• EXERCISE GOAL: Reproduce all of the data below line for line, without changing a single character, but leave out the pictures.

• RECORDS FOR PROCESSING:
## begin
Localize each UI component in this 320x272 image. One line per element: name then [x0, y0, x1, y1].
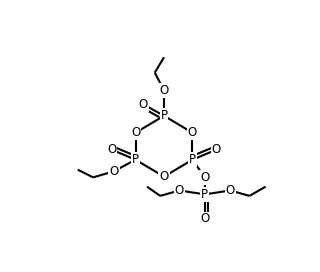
Text: O: O	[159, 170, 169, 183]
Text: O: O	[200, 171, 209, 184]
Text: O: O	[109, 165, 119, 178]
Text: P: P	[132, 153, 139, 166]
Text: O: O	[200, 212, 209, 225]
Text: O: O	[139, 98, 148, 111]
Text: O: O	[212, 143, 221, 156]
Text: O: O	[226, 184, 235, 197]
Text: O: O	[131, 126, 140, 139]
Text: P: P	[161, 109, 167, 122]
Text: O: O	[188, 126, 197, 139]
Text: O: O	[107, 143, 116, 156]
Text: P: P	[201, 188, 208, 201]
Text: P: P	[189, 153, 196, 166]
Text: O: O	[175, 184, 184, 197]
Text: O: O	[159, 84, 169, 97]
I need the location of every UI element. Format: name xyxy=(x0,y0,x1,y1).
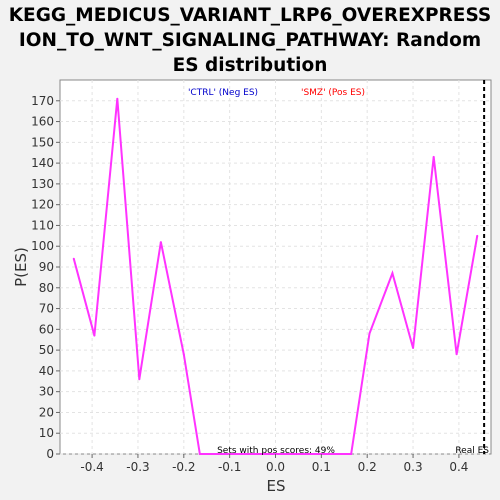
es-data-point xyxy=(219,453,222,455)
y-tick-label: 110 xyxy=(31,218,54,232)
y-tick-label: 60 xyxy=(39,322,54,336)
es-data-point xyxy=(391,272,394,275)
chart-title: KEGG_MEDICUS_VARIANT_LRP6_OVEREXPRESS IO… xyxy=(0,3,500,78)
es-data-point xyxy=(311,453,314,455)
es-data-point xyxy=(412,347,415,350)
x-tick-label: -0.3 xyxy=(126,460,149,474)
grid-layer xyxy=(60,80,491,455)
es-data-point xyxy=(138,378,141,381)
x-tick-label: -0.2 xyxy=(172,460,195,474)
y-tick-label: 120 xyxy=(31,198,54,212)
es-data-point xyxy=(93,334,96,337)
y-tick-label: 140 xyxy=(31,156,54,170)
y-tick-label: 40 xyxy=(39,364,54,378)
es-data-point xyxy=(350,453,353,455)
legend-neg-label: 'CTRL' (Neg ES) xyxy=(188,88,258,98)
pos-scores-annotation: Sets with pos scores: 49% xyxy=(217,446,335,456)
x-tick-label: 0.1 xyxy=(312,460,331,474)
axis-layer xyxy=(56,100,460,458)
es-data-point xyxy=(476,234,479,237)
y-tick-label: 170 xyxy=(31,94,54,108)
y-tick-label: 80 xyxy=(39,281,54,295)
y-tick-label: 20 xyxy=(39,405,54,419)
y-tick-label: 160 xyxy=(31,115,54,129)
chart-title-line-1: KEGG_MEDICUS_VARIANT_LRP6_OVEREXPRESS xyxy=(8,5,492,26)
y-tick-label: 100 xyxy=(31,239,54,253)
es-data-point xyxy=(237,453,240,455)
chart-title-line-2: ION_TO_WNT_SIGNALING_PATHWAY: Random xyxy=(18,30,482,51)
chart-title-line-3: ES distribution xyxy=(172,55,328,76)
y-tick-label: 30 xyxy=(39,385,54,399)
y-tick-label: 50 xyxy=(39,343,54,357)
es-data-point xyxy=(368,332,371,335)
x-tick-label: 0.3 xyxy=(404,460,423,474)
real-es-label: Real ES xyxy=(455,446,489,456)
x-tick-label: -0.1 xyxy=(218,460,241,474)
legend-pos-label: 'SMZ' (Pos ES) xyxy=(301,88,365,98)
x-tick-label: -0.4 xyxy=(80,460,103,474)
es-data-point xyxy=(432,155,435,158)
x-tick-label: 0.0 xyxy=(266,460,285,474)
y-axis-title: P(ES) xyxy=(12,247,30,287)
es-data-point xyxy=(72,257,75,260)
es-data-point xyxy=(182,353,185,356)
es-data-point xyxy=(116,97,119,100)
y-tick-label: 0 xyxy=(46,447,54,461)
es-data-point xyxy=(198,453,201,455)
es-data-point xyxy=(455,353,458,356)
y-tick-label: 130 xyxy=(31,177,54,191)
es-data-point xyxy=(329,453,332,455)
y-tick-label: 10 xyxy=(39,426,54,440)
x-axis-title: ES xyxy=(267,477,286,495)
y-tick-label: 90 xyxy=(39,260,54,274)
y-tick-label: 150 xyxy=(31,135,54,149)
label-layer: 0 10 20 30 40 50 60 70 80 90 100 110 120 130 140 150 160… xyxy=(31,94,468,474)
x-tick-label: 0.2 xyxy=(358,460,377,474)
y-tick-label: 70 xyxy=(39,302,54,316)
es-data-point xyxy=(159,241,162,244)
x-tick-label: 0.4 xyxy=(449,460,468,474)
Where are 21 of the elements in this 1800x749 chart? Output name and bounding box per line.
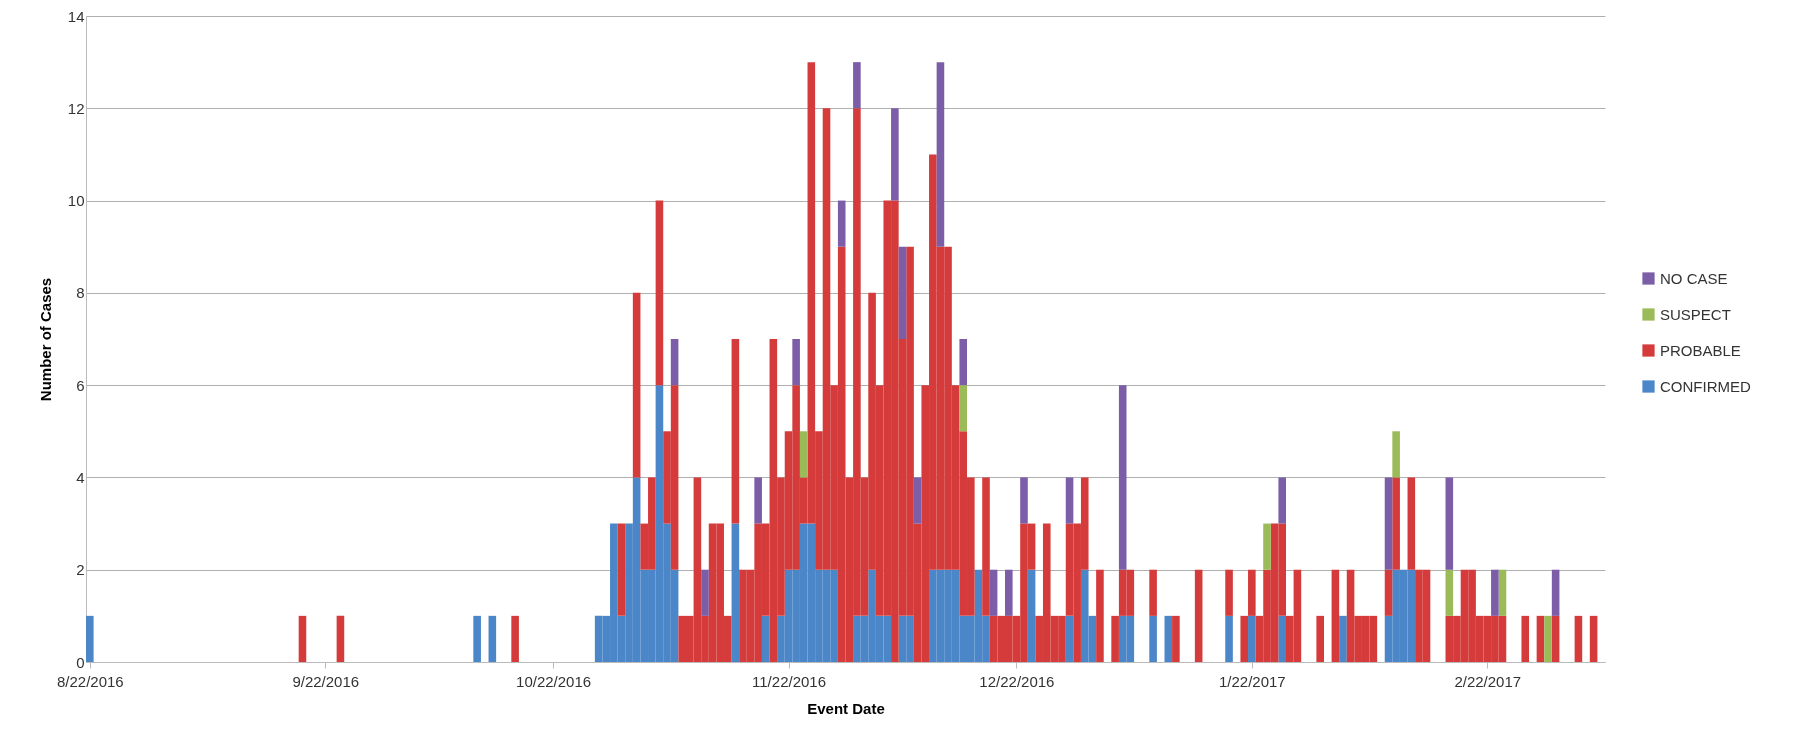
x-tick-label: 8/22/2016 xyxy=(56,672,124,690)
y-tick-label: 6 xyxy=(76,376,85,394)
legend-label: CONFIRMED xyxy=(1660,377,1751,395)
x-tick-label: 9/22/2016 xyxy=(292,672,360,690)
y-tick-label: 10 xyxy=(67,192,85,210)
y-axis-title: Number of Cases xyxy=(36,277,54,402)
y-tick-label: 8 xyxy=(76,284,85,302)
x-tick-label: 1/22/2017 xyxy=(1218,672,1286,690)
x-tick-label: 11/22/2016 xyxy=(752,672,827,690)
legend-label: NO CASE xyxy=(1660,269,1728,287)
legend-label: SUSPECT xyxy=(1660,305,1731,323)
y-tick-label: 4 xyxy=(76,468,85,486)
x-tick-label: 12/22/2016 xyxy=(979,672,1055,690)
y-tick-label: 14 xyxy=(67,7,85,25)
y-tick-label: 2 xyxy=(76,561,85,579)
legend-label: PROBABLE xyxy=(1660,341,1741,359)
x-tick-label: 2/22/2017 xyxy=(1454,672,1522,690)
y-tick-label: 0 xyxy=(76,653,85,671)
x-axis-title: Event Date xyxy=(807,699,885,717)
x-tick-label: 10/22/2016 xyxy=(516,672,592,690)
y-tick-label: 12 xyxy=(67,99,85,117)
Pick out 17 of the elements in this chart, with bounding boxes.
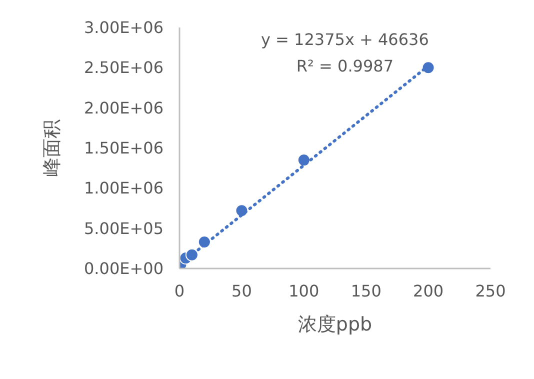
x-tick-label: 250 — [475, 282, 506, 300]
y-tick-label: 1.00E+06 — [84, 178, 164, 198]
y-tick-label: 0.00E+00 — [84, 259, 164, 278]
x-tick-label: 200 — [413, 282, 444, 300]
y-tick-label: 3.00E+06 — [84, 18, 164, 37]
x-axis-title: 浓度ppb — [298, 314, 372, 336]
y-tick-label: 5.00E+05 — [84, 218, 164, 238]
y-tick-label: 1.50E+06 — [84, 138, 164, 158]
annotation: R² = 0.9987 — [296, 56, 394, 76]
annotation: y = 12375x + 46636 — [261, 30, 429, 50]
y-tick-label: 2.00E+06 — [84, 98, 164, 118]
y-axis-title: 峰面积 — [41, 120, 63, 176]
x-tick-label: 150 — [350, 282, 382, 300]
x-tick-label: 100 — [288, 282, 320, 300]
y-tick-label: 2.50E+06 — [84, 58, 164, 78]
x-tick-label: 50 — [232, 282, 252, 300]
x-tick-label: 0 — [174, 282, 185, 300]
## end
• RESULT FOR THIS EXERCISE:
Localize each UI component in this 320x272 image. One line per element: name then [x0, y0, x1, y1].
Text: O: O	[159, 170, 169, 183]
Text: O: O	[200, 171, 209, 184]
Text: O: O	[109, 165, 119, 178]
Text: P: P	[132, 153, 139, 166]
Text: O: O	[200, 212, 209, 225]
Text: O: O	[139, 98, 148, 111]
Text: O: O	[212, 143, 221, 156]
Text: O: O	[226, 184, 235, 197]
Text: O: O	[131, 126, 140, 139]
Text: P: P	[161, 109, 167, 122]
Text: O: O	[188, 126, 197, 139]
Text: O: O	[107, 143, 116, 156]
Text: P: P	[201, 188, 208, 201]
Text: P: P	[189, 153, 196, 166]
Text: O: O	[175, 184, 184, 197]
Text: O: O	[159, 84, 169, 97]
I need the location of every UI element. Format: name xyxy=(x0,y0,x1,y1).
es-data-point xyxy=(219,453,222,455)
y-tick-label: 110 xyxy=(31,218,54,232)
y-tick-label: 60 xyxy=(39,322,54,336)
es-data-point xyxy=(391,272,394,275)
chart-title: KEGG_MEDICUS_VARIANT_LRP6_OVEREXPRESS IO… xyxy=(0,3,500,78)
es-data-point xyxy=(311,453,314,455)
es-data-point xyxy=(412,347,415,350)
x-tick-label: -0.3 xyxy=(126,460,149,474)
grid-layer xyxy=(60,80,491,455)
es-data-point xyxy=(138,378,141,381)
x-tick-label: -0.2 xyxy=(172,460,195,474)
y-tick-label: 120 xyxy=(31,198,54,212)
es-data-point xyxy=(93,334,96,337)
y-tick-label: 140 xyxy=(31,156,54,170)
y-tick-label: 40 xyxy=(39,364,54,378)
es-data-point xyxy=(350,453,353,455)
legend-neg-label: 'CTRL' (Neg ES) xyxy=(188,88,258,98)
pos-scores-annotation: Sets with pos scores: 49% xyxy=(217,446,335,456)
x-tick-label: 0.1 xyxy=(312,460,331,474)
axis-layer xyxy=(56,100,460,458)
es-data-point xyxy=(476,234,479,237)
y-tick-label: 170 xyxy=(31,94,54,108)
y-tick-label: 80 xyxy=(39,281,54,295)
y-tick-label: 20 xyxy=(39,405,54,419)
y-tick-label: 160 xyxy=(31,115,54,129)
chart-title-line-1: KEGG_MEDICUS_VARIANT_LRP6_OVEREXPRESS xyxy=(8,5,492,26)
y-tick-label: 100 xyxy=(31,239,54,253)
es-data-point xyxy=(237,453,240,455)
chart-title-line-2: ION_TO_WNT_SIGNALING_PATHWAY: Random xyxy=(18,30,482,51)
chart-title-line-3: ES distribution xyxy=(172,55,328,76)
y-tick-label: 30 xyxy=(39,385,54,399)
y-tick-label: 50 xyxy=(39,343,54,357)
es-data-point xyxy=(368,332,371,335)
x-tick-label: 0.3 xyxy=(404,460,423,474)
real-es-label: Real ES xyxy=(455,446,489,456)
x-tick-label: -0.1 xyxy=(218,460,241,474)
legend-pos-label: 'SMZ' (Pos ES) xyxy=(301,88,365,98)
x-tick-label: -0.4 xyxy=(80,460,103,474)
es-data-point xyxy=(432,155,435,158)
x-tick-label: 0.0 xyxy=(266,460,285,474)
y-axis-title: P(ES) xyxy=(12,247,30,287)
es-data-point xyxy=(72,257,75,260)
es-data-point xyxy=(182,353,185,356)
es-data-point xyxy=(116,97,119,100)
y-tick-label: 0 xyxy=(46,447,54,461)
es-data-point xyxy=(198,453,201,455)
es-data-point xyxy=(455,353,458,356)
y-tick-label: 130 xyxy=(31,177,54,191)
es-data-point xyxy=(329,453,332,455)
y-tick-label: 10 xyxy=(39,426,54,440)
x-axis-title: ES xyxy=(267,477,286,495)
y-tick-label: 90 xyxy=(39,260,54,274)
y-tick-label: 150 xyxy=(31,135,54,149)
label-layer: 0 10 20 30 40 50 60 70 80 90 100 110 120 130 140 150 160… xyxy=(31,94,468,474)
x-tick-label: 0.2 xyxy=(358,460,377,474)
y-tick-label: 70 xyxy=(39,302,54,316)
es-data-point xyxy=(159,241,162,244)
x-tick-label: 0.4 xyxy=(449,460,468,474)
Where are 21 of the elements in this 1800x749 chart? Output name and bounding box per line.
x-tick-label: 8/22/2016 xyxy=(56,672,124,690)
y-tick-label: 6 xyxy=(76,376,85,394)
legend-label: CONFIRMED xyxy=(1660,377,1751,395)
x-tick-label: 9/22/2016 xyxy=(292,672,360,690)
y-tick-label: 10 xyxy=(67,192,85,210)
y-axis-title: Number of Cases xyxy=(36,277,54,402)
y-tick-label: 8 xyxy=(76,284,85,302)
x-tick-label: 1/22/2017 xyxy=(1218,672,1286,690)
x-tick-label: 11/22/2016 xyxy=(752,672,827,690)
legend-label: NO CASE xyxy=(1660,269,1728,287)
legend-label: SUSPECT xyxy=(1660,305,1731,323)
y-tick-label: 4 xyxy=(76,468,85,486)
x-tick-label: 12/22/2016 xyxy=(979,672,1055,690)
y-tick-label: 14 xyxy=(67,7,85,25)
y-tick-label: 2 xyxy=(76,561,85,579)
legend-label: PROBABLE xyxy=(1660,341,1741,359)
x-tick-label: 2/22/2017 xyxy=(1454,672,1522,690)
y-tick-label: 0 xyxy=(76,653,85,671)
x-axis-title: Event Date xyxy=(807,699,885,717)
x-tick-label: 10/22/2016 xyxy=(516,672,592,690)
y-tick-label: 12 xyxy=(67,99,85,117)
Pick out 17 of the elements in this chart, with bounding boxes.
x-tick-label: 250 — [475, 282, 506, 300]
y-tick-label: 1.00E+06 — [84, 178, 164, 198]
y-tick-label: 0.00E+00 — [84, 259, 164, 278]
x-tick-label: 200 — [413, 282, 444, 300]
y-tick-label: 3.00E+06 — [84, 18, 164, 37]
x-axis-title: 浓度ppb — [298, 314, 372, 336]
y-tick-label: 5.00E+05 — [84, 218, 164, 238]
y-tick-label: 1.50E+06 — [84, 138, 164, 158]
annotation: R² = 0.9987 — [296, 56, 394, 76]
annotation: y = 12375x + 46636 — [261, 30, 429, 50]
y-tick-label: 2.00E+06 — [84, 98, 164, 118]
y-axis-title: 峰面积 — [41, 120, 63, 176]
x-tick-label: 150 — [350, 282, 382, 300]
x-tick-label: 100 — [288, 282, 320, 300]
y-tick-label: 2.50E+06 — [84, 58, 164, 78]
x-tick-label: 50 — [232, 282, 252, 300]
x-tick-label: 0 — [174, 282, 185, 300]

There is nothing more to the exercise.